» **Problem statement**: Examine each line of the data. Copy those that contain the string "Elevation".

» **Material supplied**:
============================================================

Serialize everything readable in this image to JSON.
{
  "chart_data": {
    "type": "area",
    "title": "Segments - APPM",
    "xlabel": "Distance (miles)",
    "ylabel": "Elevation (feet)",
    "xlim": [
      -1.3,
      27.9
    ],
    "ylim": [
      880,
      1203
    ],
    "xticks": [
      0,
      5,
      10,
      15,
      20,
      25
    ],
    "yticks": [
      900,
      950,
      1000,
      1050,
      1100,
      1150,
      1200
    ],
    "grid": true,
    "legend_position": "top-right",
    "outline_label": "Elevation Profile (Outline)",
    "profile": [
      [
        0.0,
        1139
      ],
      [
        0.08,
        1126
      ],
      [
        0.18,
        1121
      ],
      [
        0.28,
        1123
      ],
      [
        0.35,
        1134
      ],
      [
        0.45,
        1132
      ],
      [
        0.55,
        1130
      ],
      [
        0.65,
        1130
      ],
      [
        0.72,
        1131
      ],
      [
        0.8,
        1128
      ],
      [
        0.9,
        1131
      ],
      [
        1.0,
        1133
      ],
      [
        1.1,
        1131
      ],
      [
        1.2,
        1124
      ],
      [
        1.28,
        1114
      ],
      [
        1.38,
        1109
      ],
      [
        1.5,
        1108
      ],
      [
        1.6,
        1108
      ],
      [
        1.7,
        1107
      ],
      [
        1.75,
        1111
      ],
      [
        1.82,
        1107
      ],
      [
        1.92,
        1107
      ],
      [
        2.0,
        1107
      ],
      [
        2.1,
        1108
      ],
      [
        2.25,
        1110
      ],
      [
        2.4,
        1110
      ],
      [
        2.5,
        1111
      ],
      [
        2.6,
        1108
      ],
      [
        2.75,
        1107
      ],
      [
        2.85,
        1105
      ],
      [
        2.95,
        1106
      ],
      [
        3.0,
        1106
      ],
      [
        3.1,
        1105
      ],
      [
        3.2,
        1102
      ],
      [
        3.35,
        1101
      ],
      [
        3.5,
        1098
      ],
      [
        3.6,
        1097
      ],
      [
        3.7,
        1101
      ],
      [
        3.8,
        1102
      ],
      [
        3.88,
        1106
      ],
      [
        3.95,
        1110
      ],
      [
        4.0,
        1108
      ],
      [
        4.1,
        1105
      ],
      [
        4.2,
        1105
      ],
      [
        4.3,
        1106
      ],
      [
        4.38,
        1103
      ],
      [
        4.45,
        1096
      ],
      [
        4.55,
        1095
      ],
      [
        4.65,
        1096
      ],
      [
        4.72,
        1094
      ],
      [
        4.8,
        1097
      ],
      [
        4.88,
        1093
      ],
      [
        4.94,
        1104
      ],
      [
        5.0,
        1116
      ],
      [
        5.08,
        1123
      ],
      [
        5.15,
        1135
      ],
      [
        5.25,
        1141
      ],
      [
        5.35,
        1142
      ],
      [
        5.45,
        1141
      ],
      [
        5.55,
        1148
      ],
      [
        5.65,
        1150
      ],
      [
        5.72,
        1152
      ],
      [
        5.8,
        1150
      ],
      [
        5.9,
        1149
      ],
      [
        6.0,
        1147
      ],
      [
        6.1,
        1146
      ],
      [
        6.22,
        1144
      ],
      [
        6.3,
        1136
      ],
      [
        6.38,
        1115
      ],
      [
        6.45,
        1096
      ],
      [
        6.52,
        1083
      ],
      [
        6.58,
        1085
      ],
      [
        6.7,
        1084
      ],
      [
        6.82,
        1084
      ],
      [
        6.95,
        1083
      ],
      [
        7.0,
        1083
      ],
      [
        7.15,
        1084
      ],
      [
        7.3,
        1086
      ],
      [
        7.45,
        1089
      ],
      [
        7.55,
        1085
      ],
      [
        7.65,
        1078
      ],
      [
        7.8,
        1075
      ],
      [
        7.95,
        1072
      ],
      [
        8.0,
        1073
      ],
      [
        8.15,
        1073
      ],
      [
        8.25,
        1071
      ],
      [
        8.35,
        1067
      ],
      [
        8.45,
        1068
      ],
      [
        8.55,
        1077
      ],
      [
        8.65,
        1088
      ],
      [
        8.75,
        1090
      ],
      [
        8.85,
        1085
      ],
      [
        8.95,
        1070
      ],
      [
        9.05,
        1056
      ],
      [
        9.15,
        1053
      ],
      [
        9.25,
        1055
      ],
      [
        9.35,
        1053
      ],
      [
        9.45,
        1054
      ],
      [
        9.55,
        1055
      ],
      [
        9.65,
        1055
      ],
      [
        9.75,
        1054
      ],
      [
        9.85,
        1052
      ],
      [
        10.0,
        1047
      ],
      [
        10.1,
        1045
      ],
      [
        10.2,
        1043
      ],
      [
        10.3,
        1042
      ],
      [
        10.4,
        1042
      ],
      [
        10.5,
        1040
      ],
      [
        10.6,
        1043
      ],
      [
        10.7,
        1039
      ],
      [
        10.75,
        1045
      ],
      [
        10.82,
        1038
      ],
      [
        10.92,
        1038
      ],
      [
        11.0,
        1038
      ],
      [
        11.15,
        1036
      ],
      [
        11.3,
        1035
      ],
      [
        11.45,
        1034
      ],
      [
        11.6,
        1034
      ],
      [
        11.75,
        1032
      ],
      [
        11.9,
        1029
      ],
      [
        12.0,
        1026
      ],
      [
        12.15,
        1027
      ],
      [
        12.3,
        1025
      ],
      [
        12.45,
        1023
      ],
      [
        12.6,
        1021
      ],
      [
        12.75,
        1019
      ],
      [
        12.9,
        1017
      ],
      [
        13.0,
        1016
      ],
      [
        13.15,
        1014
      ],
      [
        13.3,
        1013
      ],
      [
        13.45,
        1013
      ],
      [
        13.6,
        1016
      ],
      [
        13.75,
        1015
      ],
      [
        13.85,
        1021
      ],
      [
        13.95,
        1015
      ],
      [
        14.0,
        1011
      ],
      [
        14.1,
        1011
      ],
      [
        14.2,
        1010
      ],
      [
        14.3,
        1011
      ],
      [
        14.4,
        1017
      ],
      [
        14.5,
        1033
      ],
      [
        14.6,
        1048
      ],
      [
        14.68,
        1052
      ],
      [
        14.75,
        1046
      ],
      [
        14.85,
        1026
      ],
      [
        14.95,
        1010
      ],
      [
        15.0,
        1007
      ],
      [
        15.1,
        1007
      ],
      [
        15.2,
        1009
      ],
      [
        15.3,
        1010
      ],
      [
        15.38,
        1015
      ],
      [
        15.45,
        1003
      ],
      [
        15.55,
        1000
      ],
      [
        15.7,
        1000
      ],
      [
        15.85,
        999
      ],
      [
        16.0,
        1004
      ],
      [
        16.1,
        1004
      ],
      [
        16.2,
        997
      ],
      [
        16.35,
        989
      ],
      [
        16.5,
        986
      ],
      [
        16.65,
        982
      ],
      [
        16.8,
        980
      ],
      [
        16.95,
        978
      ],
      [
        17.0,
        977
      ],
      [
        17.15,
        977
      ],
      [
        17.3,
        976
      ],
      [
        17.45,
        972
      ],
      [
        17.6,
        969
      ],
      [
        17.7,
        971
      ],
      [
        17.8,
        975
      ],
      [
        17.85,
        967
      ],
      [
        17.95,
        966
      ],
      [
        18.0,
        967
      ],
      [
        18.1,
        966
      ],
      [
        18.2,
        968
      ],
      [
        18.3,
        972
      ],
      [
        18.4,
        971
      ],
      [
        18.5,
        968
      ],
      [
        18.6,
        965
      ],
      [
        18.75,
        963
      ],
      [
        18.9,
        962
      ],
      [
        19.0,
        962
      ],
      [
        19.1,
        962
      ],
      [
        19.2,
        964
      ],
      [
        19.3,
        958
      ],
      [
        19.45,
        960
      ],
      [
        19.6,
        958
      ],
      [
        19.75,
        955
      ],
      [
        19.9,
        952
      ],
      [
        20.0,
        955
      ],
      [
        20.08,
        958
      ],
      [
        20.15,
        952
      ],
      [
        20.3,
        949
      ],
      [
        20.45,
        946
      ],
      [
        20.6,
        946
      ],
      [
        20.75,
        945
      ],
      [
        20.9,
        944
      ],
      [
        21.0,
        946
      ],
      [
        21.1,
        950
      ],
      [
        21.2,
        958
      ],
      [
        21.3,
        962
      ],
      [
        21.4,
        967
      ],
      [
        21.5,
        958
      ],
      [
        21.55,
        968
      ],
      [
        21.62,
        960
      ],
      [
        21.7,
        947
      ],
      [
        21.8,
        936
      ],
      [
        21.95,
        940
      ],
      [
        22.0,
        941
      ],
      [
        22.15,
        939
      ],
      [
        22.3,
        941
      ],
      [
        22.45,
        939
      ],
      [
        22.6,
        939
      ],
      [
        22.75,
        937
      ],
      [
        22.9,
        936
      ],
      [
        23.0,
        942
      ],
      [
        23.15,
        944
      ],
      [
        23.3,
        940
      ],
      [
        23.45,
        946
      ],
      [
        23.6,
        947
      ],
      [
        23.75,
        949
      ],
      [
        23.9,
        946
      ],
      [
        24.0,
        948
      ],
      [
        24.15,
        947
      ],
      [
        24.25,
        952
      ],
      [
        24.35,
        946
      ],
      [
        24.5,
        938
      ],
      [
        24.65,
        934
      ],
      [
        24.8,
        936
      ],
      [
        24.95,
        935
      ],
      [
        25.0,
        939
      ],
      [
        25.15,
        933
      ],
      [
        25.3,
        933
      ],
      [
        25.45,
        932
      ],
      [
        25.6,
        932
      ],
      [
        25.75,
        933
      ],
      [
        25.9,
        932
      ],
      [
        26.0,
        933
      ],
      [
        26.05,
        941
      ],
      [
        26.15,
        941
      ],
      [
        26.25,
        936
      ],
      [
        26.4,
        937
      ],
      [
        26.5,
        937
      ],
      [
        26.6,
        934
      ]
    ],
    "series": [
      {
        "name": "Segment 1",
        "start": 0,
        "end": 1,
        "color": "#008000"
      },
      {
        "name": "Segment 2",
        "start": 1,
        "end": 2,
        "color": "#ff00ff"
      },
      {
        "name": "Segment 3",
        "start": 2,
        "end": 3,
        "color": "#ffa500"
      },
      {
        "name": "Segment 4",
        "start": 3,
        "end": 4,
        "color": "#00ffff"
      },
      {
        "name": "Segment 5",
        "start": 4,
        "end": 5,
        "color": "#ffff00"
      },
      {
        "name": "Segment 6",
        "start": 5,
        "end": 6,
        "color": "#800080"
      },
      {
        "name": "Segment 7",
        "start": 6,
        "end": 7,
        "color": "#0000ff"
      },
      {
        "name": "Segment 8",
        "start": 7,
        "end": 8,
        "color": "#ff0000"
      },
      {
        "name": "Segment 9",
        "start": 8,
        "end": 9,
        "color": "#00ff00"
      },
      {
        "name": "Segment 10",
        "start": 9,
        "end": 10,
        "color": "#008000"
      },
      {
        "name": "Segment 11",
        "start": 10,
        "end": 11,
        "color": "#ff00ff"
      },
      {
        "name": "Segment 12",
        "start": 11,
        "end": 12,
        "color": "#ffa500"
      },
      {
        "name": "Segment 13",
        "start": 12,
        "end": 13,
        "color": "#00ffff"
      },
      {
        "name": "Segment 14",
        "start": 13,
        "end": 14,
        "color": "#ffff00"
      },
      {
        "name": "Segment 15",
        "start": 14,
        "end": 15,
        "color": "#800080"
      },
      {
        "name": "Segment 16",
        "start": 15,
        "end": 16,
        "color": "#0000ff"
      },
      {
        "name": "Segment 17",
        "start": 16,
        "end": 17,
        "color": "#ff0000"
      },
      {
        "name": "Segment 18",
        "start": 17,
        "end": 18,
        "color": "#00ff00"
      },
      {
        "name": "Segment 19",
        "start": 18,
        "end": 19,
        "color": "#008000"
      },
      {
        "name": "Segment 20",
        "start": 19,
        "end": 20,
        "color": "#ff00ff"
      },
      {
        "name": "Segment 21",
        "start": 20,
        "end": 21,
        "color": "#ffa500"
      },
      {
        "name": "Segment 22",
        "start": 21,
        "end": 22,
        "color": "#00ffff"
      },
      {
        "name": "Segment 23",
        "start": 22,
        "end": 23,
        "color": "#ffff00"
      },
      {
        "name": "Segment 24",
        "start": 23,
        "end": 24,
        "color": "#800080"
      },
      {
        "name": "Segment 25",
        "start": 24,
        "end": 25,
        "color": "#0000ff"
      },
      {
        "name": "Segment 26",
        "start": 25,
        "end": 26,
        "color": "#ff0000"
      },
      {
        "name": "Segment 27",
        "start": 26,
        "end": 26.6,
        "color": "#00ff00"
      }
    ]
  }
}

============================================================

» **Solution to this exercise**:
    "ylabel": "Elevation (feet)",
    "outline_label": "Elevation Profile (Outline)",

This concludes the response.